>> start Provided records

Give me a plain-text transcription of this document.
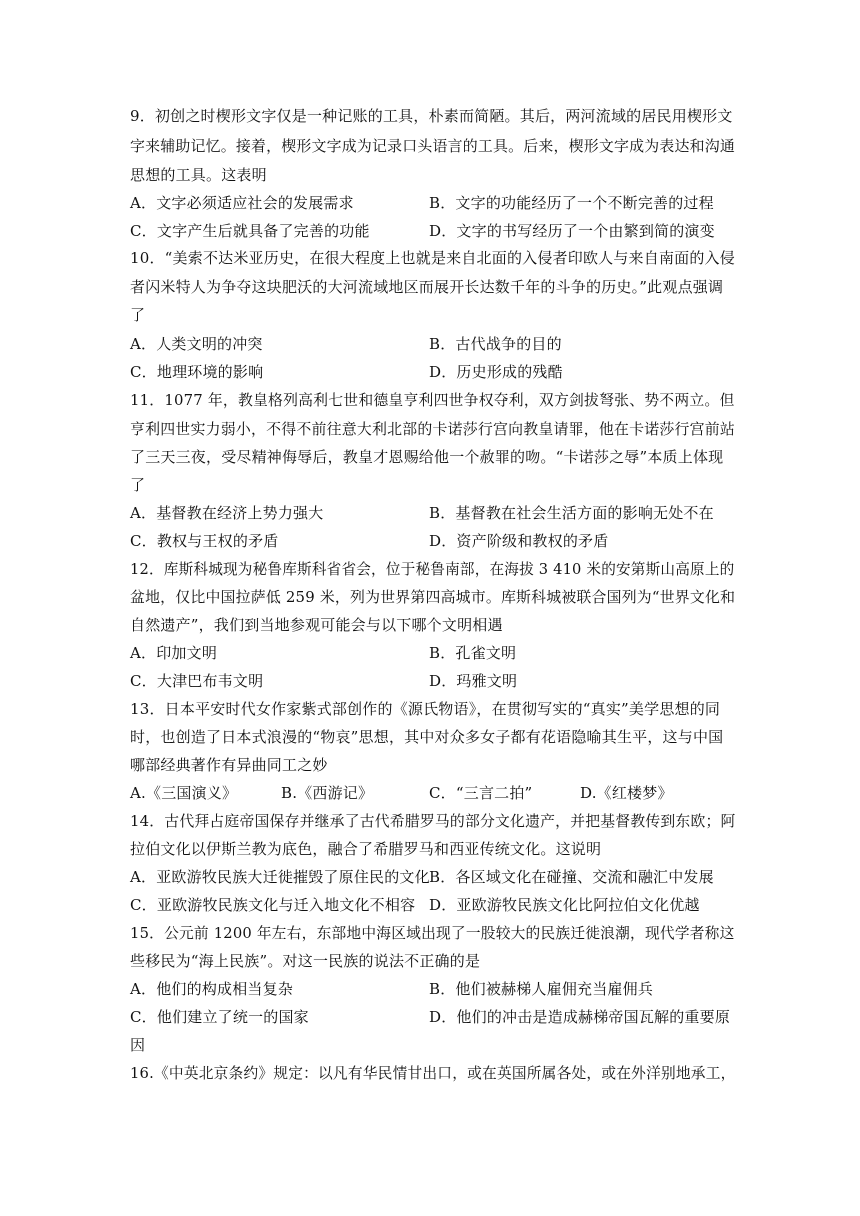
9．初创之时楔形文字仅是一种记账的工具，朴素而简陋。其后，两河流域的居民用楔形文
字来辅助记忆。接着，楔形文字成为记录口头语言的工具。后来，楔形文字成为表达和沟通
思想的工具。这表明
A．文字必须适应社会的发展需求	B．文字的功能经历了一个不断完善的过程
C．文字产生后就具备了完善的功能	D．文字的书写经历了一个由繁到简的演变
10．“美索不达米亚历史，在很大程度上也就是来自北面的入侵者印欧人与来自南面的入侵
者闪米特人为争夺这块肥沃的大河流域地区而展开长达数千年的斗争的历史。”此观点强调
了
A．人类文明的冲突	B．古代战争的目的
C．地理环境的影响	D．历史形成的残酷
11．1077 年，教皇格列高利七世和德皇亨利四世争权夺利，双方剑拔弩张、势不两立。但
亨利四世实力弱小，不得不前往意大利北部的卡诺莎行宫向教皇请罪，他在卡诺莎行宫前站
了三天三夜，受尽精神侮辱后，教皇才恩赐给他一个赦罪的吻。“卡诺莎之辱”本质上体现
了
A．基督教在经济上势力强大	B．基督教在社会生活方面的影响无处不在
C．教权与王权的矛盾	D．资产阶级和教权的矛盾
12．库斯科城现为秘鲁库斯科省省会，位于秘鲁南部，在海拔 3 410 米的安第斯山高原上的
盆地，仅比中国拉萨低 259 米，列为世界第四高城市。库斯科城被联合国列为“世界文化和
自然遗产”，我们到当地参观可能会与以下哪个文明相遇
A．印加文明	B．孔雀文明
C．大津巴布韦文明	D．玛雅文明
13．日本平安时代女作家紫式部创作的《源氏物语》，在贯彻写实的“真实”美学思想的同
时，也创造了日本式浪漫的“物哀”思想，其中对众多女子都有花语隐喻其生平，这与中国
哪部经典著作有异曲同工之妙
A.《三国演义》	B.《西游记》	C．“三言二拍”	D.《红楼梦》
14．古代拜占庭帝国保存并继承了古代希腊罗马的部分文化遗产，并把基督教传到东欧；阿
拉伯文化以伊斯兰教为底色，融合了希腊罗马和西亚传统文化。这说明
A．亚欧游牧民族大迁徙摧毁了原住民的文化 B．各区域文化在碰撞、交流和融汇中发展
C．亚欧游牧民族文化与迁入地文化不相容 D．亚欧游牧民族文化比阿拉伯文化优越
15．公元前 1200 年左右，东部地中海区域出现了一股较大的民族迁徙浪潮，现代学者称这
些移民为“海上民族”。对这一民族的说法不正确的是
A．他们的构成相当复杂	B．他们被赫梯人雇佣充当雇佣兵
C．他们建立了统一的国家	D．他们的冲击是造成赫梯帝国瓦解的重要原
因
16.《中英北京条约》规定：以凡有华民情甘出口，或在英国所属各处，或在外洋别地承工，
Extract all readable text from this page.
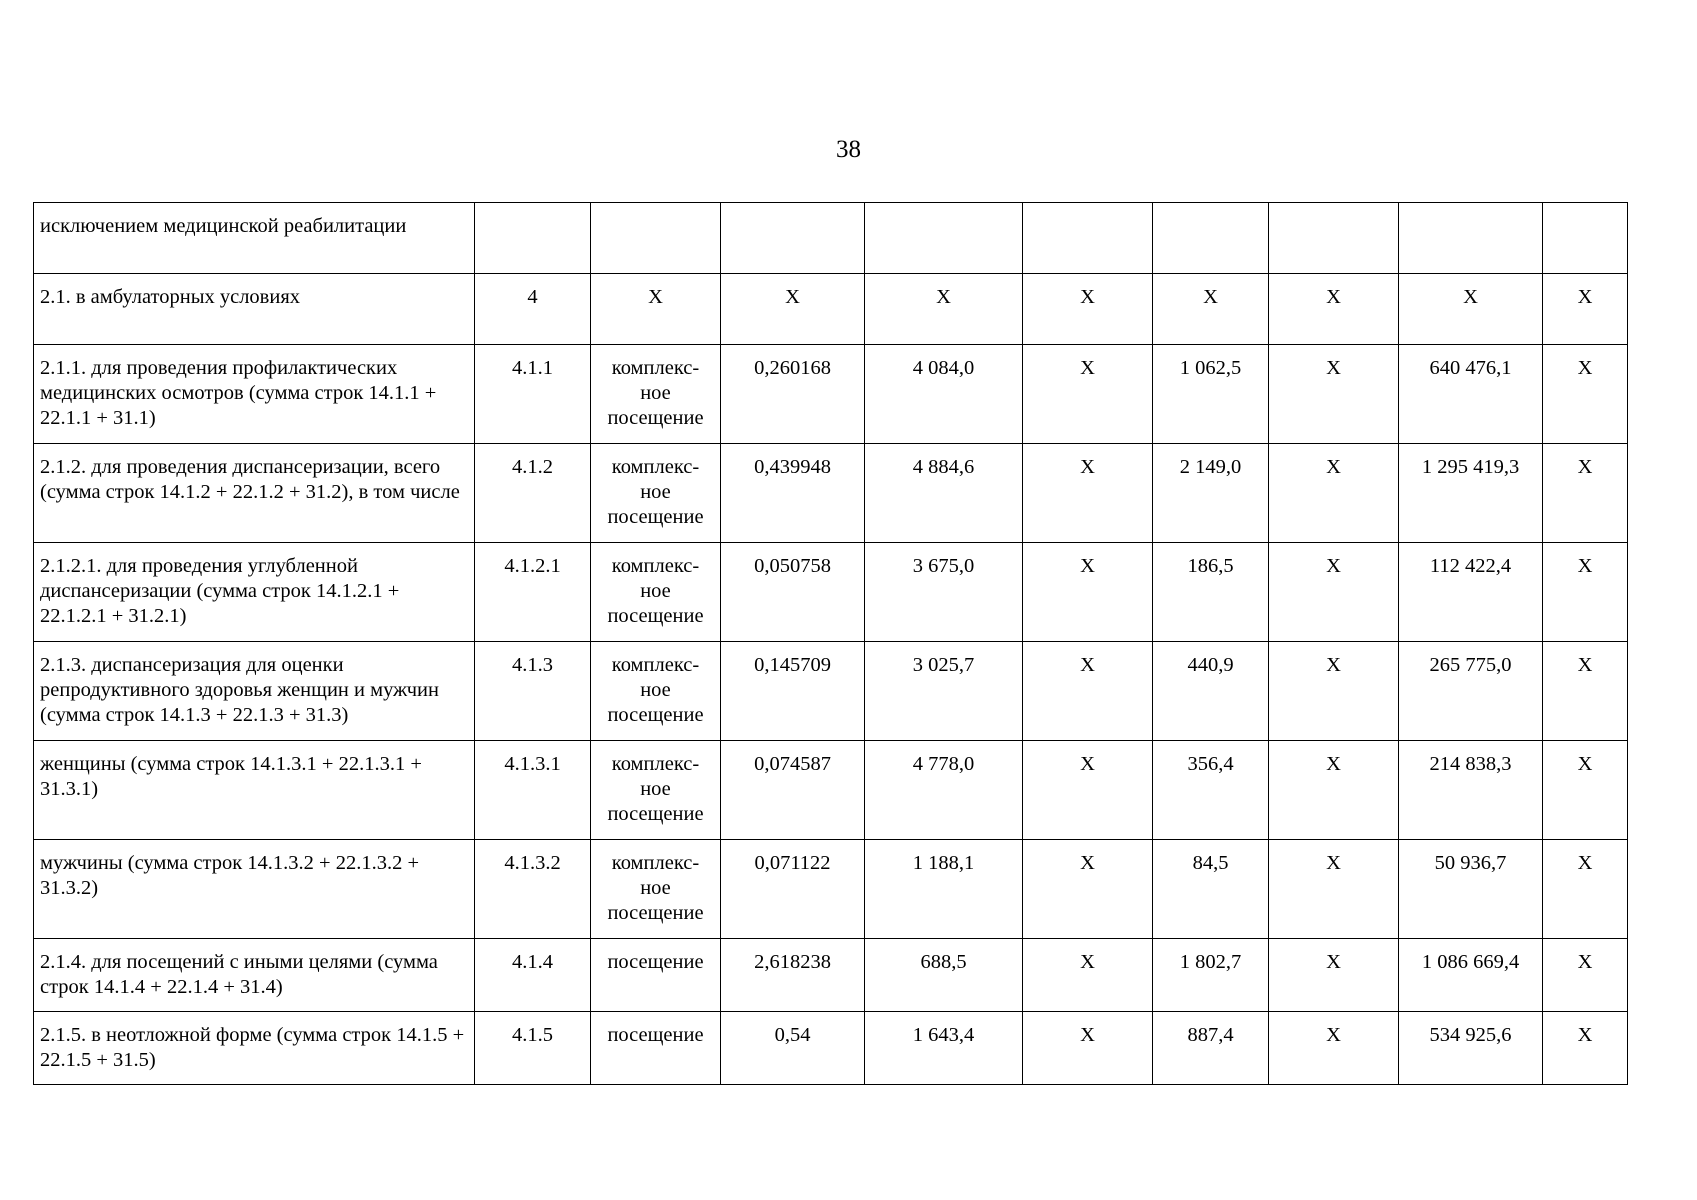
38
исключением медицинской реабилитации									
2.1. в амбулаторных условиях	4	Х	Х	Х	Х	Х	Х	Х	Х
2.1.1. для проведения профилактических медицинских осмотров (сумма строк 14.1.1 + 22.1.1 + 31.1)	4.1.1	комплекс-ное посещение	0,260168	4 084,0	Х	1 062,5	Х	640 476,1	Х
2.1.2. для проведения диспансеризации, всего (сумма строк 14.1.2 + 22.1.2 + 31.2), в том числе	4.1.2	комплекс-ное посещение	0,439948	4 884,6	Х	2 149,0	Х	1 295 419,3	Х
2.1.2.1. для проведения углубленной диспансеризации (сумма строк 14.1.2.1 + 22.1.2.1 + 31.2.1)	4.1.2.1	комплекс-ное посещение	0,050758	3 675,0	Х	186,5	Х	112 422,4	Х
2.1.3. диспансеризация для оценки репродуктивного здоровья женщин и мужчин (сумма строк 14.1.3 + 22.1.3 + 31.3)	4.1.3	комплекс-ное посещение	0,145709	3 025,7	Х	440,9	Х	265 775,0	Х
женщины (сумма строк 14.1.3.1 + 22.1.3.1 + 31.3.1)	4.1.3.1	комплекс-ное посещение	0,074587	4 778,0	Х	356,4	Х	214 838,3	Х
мужчины (сумма строк 14.1.3.2 + 22.1.3.2 + 31.3.2)	4.1.3.2	комплекс-ное посещение	0,071122	1 188,1	Х	84,5	Х	50 936,7	Х
2.1.4. для посещений с иными целями (сумма строк 14.1.4 + 22.1.4 + 31.4)	4.1.4	посещение	2,618238	688,5	Х	1 802,7	Х	1 086 669,4	Х
2.1.5. в неотложной форме (сумма строк 14.1.5 + 22.1.5 + 31.5)	4.1.5	посещение	0,54	1 643,4	Х	887,4	Х	534 925,6	Х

>> end Provided records

> **Exercise goal**: Every line above should be returned word for word, with the pictures left behind.

> **Complete output**:
Give me a plain-text transcription of this document.
9．初创之时楔形文字仅是一种记账的工具，朴素而简陋。其后，两河流域的居民用楔形文
字来辅助记忆。接着，楔形文字成为记录口头语言的工具。后来，楔形文字成为表达和沟通
思想的工具。这表明
A．文字必须适应社会的发展需求	B．文字的功能经历了一个不断完善的过程
C．文字产生后就具备了完善的功能	D．文字的书写经历了一个由繁到简的演变
10．“美索不达米亚历史，在很大程度上也就是来自北面的入侵者印欧人与来自南面的入侵
者闪米特人为争夺这块肥沃的大河流域地区而展开长达数千年的斗争的历史。”此观点强调
了
A．人类文明的冲突	B．古代战争的目的
C．地理环境的影响	D．历史形成的残酷
11．1077 年，教皇格列高利七世和德皇亨利四世争权夺利，双方剑拔弩张、势不两立。但
亨利四世实力弱小，不得不前往意大利北部的卡诺莎行宫向教皇请罪，他在卡诺莎行宫前站
了三天三夜，受尽精神侮辱后，教皇才恩赐给他一个赦罪的吻。“卡诺莎之辱”本质上体现
了
A．基督教在经济上势力强大	B．基督教在社会生活方面的影响无处不在
C．教权与王权的矛盾	D．资产阶级和教权的矛盾
12．库斯科城现为秘鲁库斯科省省会，位于秘鲁南部，在海拔 3 410 米的安第斯山高原上的
盆地，仅比中国拉萨低 259 米，列为世界第四高城市。库斯科城被联合国列为“世界文化和
自然遗产”，我们到当地参观可能会与以下哪个文明相遇
A．印加文明	B．孔雀文明
C．大津巴布韦文明	D．玛雅文明
13．日本平安时代女作家紫式部创作的《源氏物语》，在贯彻写实的“真实”美学思想的同
时，也创造了日本式浪漫的“物哀”思想，其中对众多女子都有花语隐喻其生平，这与中国
哪部经典著作有异曲同工之妙
A.《三国演义》	B.《西游记》	C．“三言二拍”	D.《红楼梦》
14．古代拜占庭帝国保存并继承了古代希腊罗马的部分文化遗产，并把基督教传到东欧；阿
拉伯文化以伊斯兰教为底色，融合了希腊罗马和西亚传统文化。这说明
A．亚欧游牧民族大迁徙摧毁了原住民的文化 B．各区域文化在碰撞、交流和融汇中发展
C．亚欧游牧民族文化与迁入地文化不相容 D．亚欧游牧民族文化比阿拉伯文化优越
15．公元前 1200 年左右，东部地中海区域出现了一股较大的民族迁徙浪潮，现代学者称这
些移民为“海上民族”。对这一民族的说法不正确的是
A．他们的构成相当复杂	B．他们被赫梯人雇佣充当雇佣兵
C．他们建立了统一的国家	D．他们的冲击是造成赫梯帝国瓦解的重要原
因
16.《中英北京条约》规定：以凡有华民情甘出口，或在英国所属各处，或在外洋别地承工，
Extract all readable text from this page.
38
исключением медицинской реабилитации									
2.1. в амбулаторных условиях	4	Х	Х	Х	Х	Х	Х	Х	Х
2.1.1. для проведения профилактических медицинских осмотров (сумма строк 14.1.1 + 22.1.1 + 31.1)	4.1.1	комплекс-ное посещение	0,260168	4 084,0	Х	1 062,5	Х	640 476,1	Х
2.1.2. для проведения диспансеризации, всего (сумма строк 14.1.2 + 22.1.2 + 31.2), в том числе	4.1.2	комплекс-ное посещение	0,439948	4 884,6	Х	2 149,0	Х	1 295 419,3	Х
2.1.2.1. для проведения углубленной диспансеризации (сумма строк 14.1.2.1 + 22.1.2.1 + 31.2.1)	4.1.2.1	комплекс-ное посещение	0,050758	3 675,0	Х	186,5	Х	112 422,4	Х
2.1.3. диспансеризация для оценки репродуктивного здоровья женщин и мужчин (сумма строк 14.1.3 + 22.1.3 + 31.3)	4.1.3	комплекс-ное посещение	0,145709	3 025,7	Х	440,9	Х	265 775,0	Х
женщины (сумма строк 14.1.3.1 + 22.1.3.1 + 31.3.1)	4.1.3.1	комплекс-ное посещение	0,074587	4 778,0	Х	356,4	Х	214 838,3	Х
мужчины (сумма строк 14.1.3.2 + 22.1.3.2 + 31.3.2)	4.1.3.2	комплекс-ное посещение	0,071122	1 188,1	Х	84,5	Х	50 936,7	Х
2.1.4. для посещений с иными целями (сумма строк 14.1.4 + 22.1.4 + 31.4)	4.1.4	посещение	2,618238	688,5	Х	1 802,7	Х	1 086 669,4	Х
2.1.5. в неотложной форме (сумма строк 14.1.5 + 22.1.5 + 31.5)	4.1.5	посещение	0,54	1 643,4	Х	887,4	Х	534 925,6	Х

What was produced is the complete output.